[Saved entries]
________________________________________
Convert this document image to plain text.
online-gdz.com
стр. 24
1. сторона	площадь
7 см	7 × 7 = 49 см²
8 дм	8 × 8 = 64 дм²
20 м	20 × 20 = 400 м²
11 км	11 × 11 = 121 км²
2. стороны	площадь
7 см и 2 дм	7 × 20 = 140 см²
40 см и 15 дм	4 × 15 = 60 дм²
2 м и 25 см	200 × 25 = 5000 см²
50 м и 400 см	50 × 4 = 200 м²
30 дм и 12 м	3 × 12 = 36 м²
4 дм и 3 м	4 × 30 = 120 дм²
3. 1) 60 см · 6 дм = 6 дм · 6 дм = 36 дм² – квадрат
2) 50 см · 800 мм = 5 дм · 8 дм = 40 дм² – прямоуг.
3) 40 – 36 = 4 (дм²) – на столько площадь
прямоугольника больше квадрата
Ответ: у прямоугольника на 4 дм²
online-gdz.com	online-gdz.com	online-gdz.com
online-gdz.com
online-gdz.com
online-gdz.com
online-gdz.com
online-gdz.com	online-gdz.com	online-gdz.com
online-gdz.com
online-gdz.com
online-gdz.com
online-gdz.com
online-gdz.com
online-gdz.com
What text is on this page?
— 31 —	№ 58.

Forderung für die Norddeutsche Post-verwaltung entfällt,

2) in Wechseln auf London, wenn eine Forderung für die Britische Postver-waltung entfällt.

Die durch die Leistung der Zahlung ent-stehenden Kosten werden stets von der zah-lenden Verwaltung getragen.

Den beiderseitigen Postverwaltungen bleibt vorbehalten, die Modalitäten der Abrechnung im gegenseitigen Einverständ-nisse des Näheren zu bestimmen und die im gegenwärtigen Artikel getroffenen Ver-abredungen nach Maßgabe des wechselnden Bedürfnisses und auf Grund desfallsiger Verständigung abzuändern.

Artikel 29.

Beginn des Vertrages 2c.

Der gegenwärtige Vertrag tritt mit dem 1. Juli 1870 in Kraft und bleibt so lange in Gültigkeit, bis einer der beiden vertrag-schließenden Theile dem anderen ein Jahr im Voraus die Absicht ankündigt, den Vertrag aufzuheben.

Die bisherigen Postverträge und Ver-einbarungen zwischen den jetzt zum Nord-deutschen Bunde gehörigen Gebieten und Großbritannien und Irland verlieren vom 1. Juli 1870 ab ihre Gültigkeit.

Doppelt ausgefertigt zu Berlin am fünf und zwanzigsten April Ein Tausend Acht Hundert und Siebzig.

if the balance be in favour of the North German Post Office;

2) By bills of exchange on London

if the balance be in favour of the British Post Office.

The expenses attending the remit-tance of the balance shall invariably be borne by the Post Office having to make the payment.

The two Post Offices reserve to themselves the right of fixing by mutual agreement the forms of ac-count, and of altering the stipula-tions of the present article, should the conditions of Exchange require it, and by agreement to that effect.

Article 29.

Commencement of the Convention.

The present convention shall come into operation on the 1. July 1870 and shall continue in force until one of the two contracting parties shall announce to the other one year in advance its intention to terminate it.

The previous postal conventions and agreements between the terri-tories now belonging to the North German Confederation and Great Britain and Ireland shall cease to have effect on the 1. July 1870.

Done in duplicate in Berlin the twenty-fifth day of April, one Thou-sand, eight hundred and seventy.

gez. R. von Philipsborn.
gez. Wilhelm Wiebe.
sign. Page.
________________________________________
- _THE PROBLEM_:
Your task is to extract all of the records exactly.

- _FINISHED TASK_:
Convert this document image to plain text.
online-gdz.com
стр. 24
1. сторона	площадь
7 см	7 × 7 = 49 см²
8 дм	8 × 8 = 64 дм²
20 м	20 × 20 = 400 м²
11 км	11 × 11 = 121 км²
2. стороны	площадь
7 см и 2 дм	7 × 20 = 140 см²
40 см и 15 дм	4 × 15 = 60 дм²
2 м и 25 см	200 × 25 = 5000 см²
50 м и 400 см	50 × 4 = 200 м²
30 дм и 12 м	3 × 12 = 36 м²
4 дм и 3 м	4 × 30 = 120 дм²
3. 1) 60 см · 6 дм = 6 дм · 6 дм = 36 дм² – квадрат
2) 50 см · 800 мм = 5 дм · 8 дм = 40 дм² – прямоуг.
3) 40 – 36 = 4 (дм²) – на столько площадь
прямоугольника больше квадрата
Ответ: у прямоугольника на 4 дм²
online-gdz.com	online-gdz.com	online-gdz.com
online-gdz.com
online-gdz.com
online-gdz.com
online-gdz.com
online-gdz.com	online-gdz.com	online-gdz.com
online-gdz.com
online-gdz.com
online-gdz.com
online-gdz.com
online-gdz.com
online-gdz.com
What text is on this page?
— 31 —	№ 58.

Forderung für die Norddeutsche Post-verwaltung entfällt,

2) in Wechseln auf London, wenn eine Forderung für die Britische Postver-waltung entfällt.

Die durch die Leistung der Zahlung ent-stehenden Kosten werden stets von der zah-lenden Verwaltung getragen.

Den beiderseitigen Postverwaltungen bleibt vorbehalten, die Modalitäten der Abrechnung im gegenseitigen Einverständ-nisse des Näheren zu bestimmen und die im gegenwärtigen Artikel getroffenen Ver-abredungen nach Maßgabe des wechselnden Bedürfnisses und auf Grund desfallsiger Verständigung abzuändern.

Artikel 29.

Beginn des Vertrages 2c.

Der gegenwärtige Vertrag tritt mit dem 1. Juli 1870 in Kraft und bleibt so lange in Gültigkeit, bis einer der beiden vertrag-schließenden Theile dem anderen ein Jahr im Voraus die Absicht ankündigt, den Vertrag aufzuheben.

Die bisherigen Postverträge und Ver-einbarungen zwischen den jetzt zum Nord-deutschen Bunde gehörigen Gebieten und Großbritannien und Irland verlieren vom 1. Juli 1870 ab ihre Gültigkeit.

Doppelt ausgefertigt zu Berlin am fünf und zwanzigsten April Ein Tausend Acht Hundert und Siebzig.

if the balance be in favour of the North German Post Office;

2) By bills of exchange on London

if the balance be in favour of the British Post Office.

The expenses attending the remit-tance of the balance shall invariably be borne by the Post Office having to make the payment.

The two Post Offices reserve to themselves the right of fixing by mutual agreement the forms of ac-count, and of altering the stipula-tions of the present article, should the conditions of Exchange require it, and by agreement to that effect.

Article 29.

Commencement of the Convention.

The present convention shall come into operation on the 1. July 1870 and shall continue in force until one of the two contracting parties shall announce to the other one year in advance its intention to terminate it.

The previous postal conventions and agreements between the terri-tories now belonging to the North German Confederation and Great Britain and Ireland shall cease to have effect on the 1. July 1870.

Done in duplicate in Berlin the twenty-fifth day of April, one Thou-sand, eight hundred and seventy.

gez. R. von Philipsborn.
gez. Wilhelm Wiebe.
sign. Page.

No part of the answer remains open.